The entries are to be returned exactly, with images left out.
==================================================
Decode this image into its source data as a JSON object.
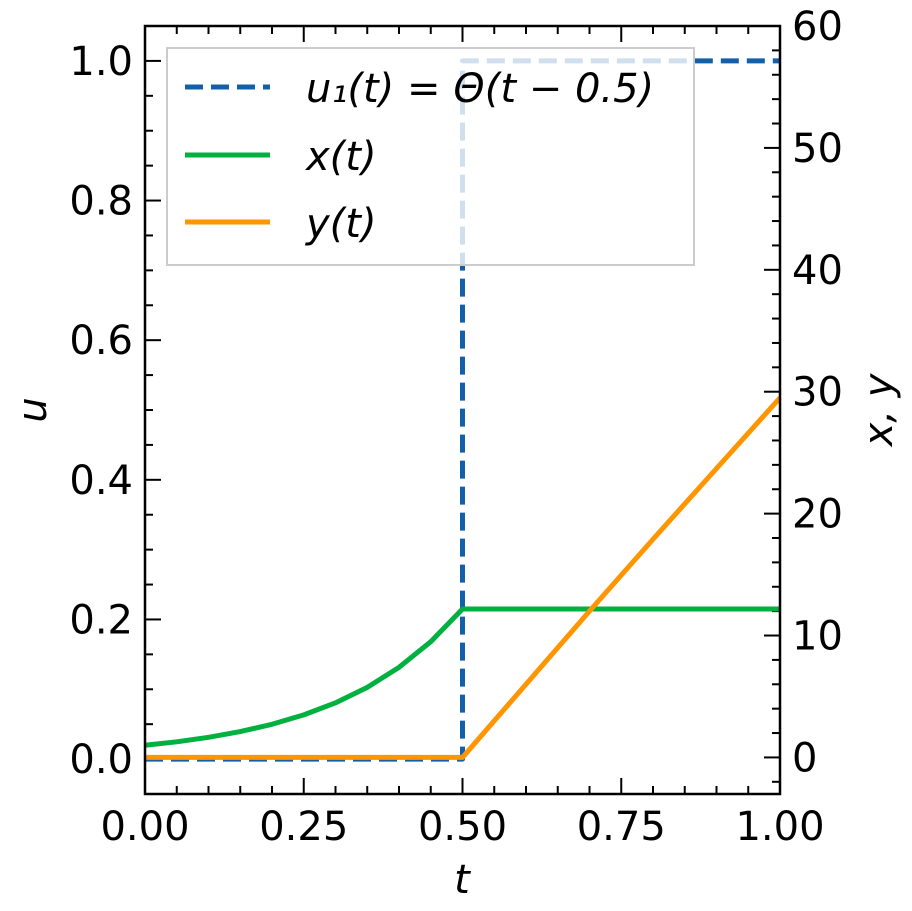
{
  "chart_data": {
    "type": "line",
    "xlabel": "t",
    "ylabel_left": "u",
    "ylabel_right": "x, y",
    "xlim": [
      0.0,
      1.0
    ],
    "ylim_left": [
      -0.05,
      1.05
    ],
    "ylim_right": [
      -3.0,
      60.0
    ],
    "xticks": [
      0.0,
      0.25,
      0.5,
      0.75,
      1.0
    ],
    "xtick_labels": [
      "0.00",
      "0.25",
      "0.50",
      "0.75",
      "1.00"
    ],
    "yticks_left": [
      0.0,
      0.2,
      0.4,
      0.6,
      0.8,
      1.0
    ],
    "ytick_labels_left": [
      "0.0",
      "0.2",
      "0.4",
      "0.6",
      "0.8",
      "1.0"
    ],
    "yticks_right": [
      0,
      10,
      20,
      30,
      40,
      50,
      60
    ],
    "ytick_labels_right": [
      "0",
      "10",
      "20",
      "30",
      "40",
      "50",
      "60"
    ],
    "grid": false,
    "legend_position": "upper-center",
    "series": [
      {
        "name": "u₁(t) = Θ(t − 0.5)",
        "axis": "left",
        "style": "dashed",
        "color": "#1460a8",
        "x": [
          0.0,
          0.5,
          0.5,
          1.0
        ],
        "y": [
          0.0,
          0.0,
          1.0,
          1.0
        ]
      },
      {
        "name": "x(t)",
        "axis": "right",
        "style": "solid",
        "color": "#00b140",
        "x": [
          0.0,
          0.05,
          0.1,
          0.15,
          0.2,
          0.25,
          0.3,
          0.35,
          0.4,
          0.45,
          0.5,
          0.55,
          0.6,
          0.7,
          0.8,
          0.9,
          1.0
        ],
        "y": [
          1.0,
          1.28,
          1.65,
          2.12,
          2.72,
          3.49,
          4.48,
          5.75,
          7.39,
          9.49,
          12.18,
          12.18,
          12.18,
          12.18,
          12.18,
          12.18,
          12.18
        ]
      },
      {
        "name": "y(t)",
        "axis": "right",
        "style": "solid",
        "color": "#ff9500",
        "x": [
          0.0,
          0.5,
          0.6,
          0.7,
          0.8,
          0.9,
          1.0
        ],
        "y": [
          0.0,
          0.0,
          6.0,
          12.0,
          17.9,
          23.7,
          29.5
        ]
      }
    ]
  }
}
==================================================
▶ [SOLUTION TO THIS EXERCISE]:
Decode this image into its source data as a JSON object.
{
  "chart_data": {
    "type": "line",
    "xlabel": "t",
    "ylabel_left": "u",
    "ylabel_right": "x, y",
    "xlim": [
      0.0,
      1.0
    ],
    "ylim_left": [
      -0.05,
      1.05
    ],
    "ylim_right": [
      -3.0,
      60.0
    ],
    "xticks": [
      0.0,
      0.25,
      0.5,
      0.75,
      1.0
    ],
    "xtick_labels": [
      "0.00",
      "0.25",
      "0.50",
      "0.75",
      "1.00"
    ],
    "yticks_left": [
      0.0,
      0.2,
      0.4,
      0.6,
      0.8,
      1.0
    ],
    "ytick_labels_left": [
      "0.0",
      "0.2",
      "0.4",
      "0.6",
      "0.8",
      "1.0"
    ],
    "yticks_right": [
      0,
      10,
      20,
      30,
      40,
      50,
      60
    ],
    "ytick_labels_right": [
      "0",
      "10",
      "20",
      "30",
      "40",
      "50",
      "60"
    ],
    "grid": false,
    "legend_position": "upper-center",
    "series": [
      {
        "name": "u₁(t) = Θ(t − 0.5)",
        "axis": "left",
        "style": "dashed",
        "color": "#1460a8",
        "x": [
          0.0,
          0.5,
          0.5,
          1.0
        ],
        "y": [
          0.0,
          0.0,
          1.0,
          1.0
        ]
      },
      {
        "name": "x(t)",
        "axis": "right",
        "style": "solid",
        "color": "#00b140",
        "x": [
          0.0,
          0.05,
          0.1,
          0.15,
          0.2,
          0.25,
          0.3,
          0.35,
          0.4,
          0.45,
          0.5,
          0.55,
          0.6,
          0.7,
          0.8,
          0.9,
          1.0
        ],
        "y": [
          1.0,
          1.28,
          1.65,
          2.12,
          2.72,
          3.49,
          4.48,
          5.75,
          7.39,
          9.49,
          12.18,
          12.18,
          12.18,
          12.18,
          12.18,
          12.18,
          12.18
        ]
      },
      {
        "name": "y(t)",
        "axis": "right",
        "style": "solid",
        "color": "#ff9500",
        "x": [
          0.0,
          0.5,
          0.6,
          0.7,
          0.8,
          0.9,
          1.0
        ],
        "y": [
          0.0,
          0.0,
          6.0,
          12.0,
          17.9,
          23.7,
          29.5
        ]
      }
    ]
  }
}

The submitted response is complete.